[Structured page parsing data]

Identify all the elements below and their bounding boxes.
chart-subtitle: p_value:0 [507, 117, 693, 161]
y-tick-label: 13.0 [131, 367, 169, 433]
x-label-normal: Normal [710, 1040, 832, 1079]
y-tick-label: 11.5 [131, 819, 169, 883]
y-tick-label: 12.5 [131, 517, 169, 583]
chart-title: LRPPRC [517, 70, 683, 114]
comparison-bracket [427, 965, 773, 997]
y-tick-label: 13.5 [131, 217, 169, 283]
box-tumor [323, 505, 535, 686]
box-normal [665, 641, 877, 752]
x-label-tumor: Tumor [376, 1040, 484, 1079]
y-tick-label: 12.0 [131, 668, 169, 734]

▶ [Directions]: Exactly as shown above, return every record.

▶ [Expected answer]:
Identify all the elements below and their bounding boxes.
chart-subtitle: p_value:0 [507, 117, 693, 161]
y-tick-label: 13.0 [131, 367, 169, 433]
x-label-normal: Normal [710, 1040, 832, 1079]
y-tick-label: 11.5 [131, 819, 169, 883]
y-tick-label: 12.5 [131, 517, 169, 583]
chart-title: LRPPRC [517, 70, 683, 114]
comparison-bracket [427, 965, 773, 997]
y-tick-label: 13.5 [131, 217, 169, 283]
box-tumor [323, 505, 535, 686]
box-normal [665, 641, 877, 752]
x-label-tumor: Tumor [376, 1040, 484, 1079]
y-tick-label: 12.0 [131, 668, 169, 734]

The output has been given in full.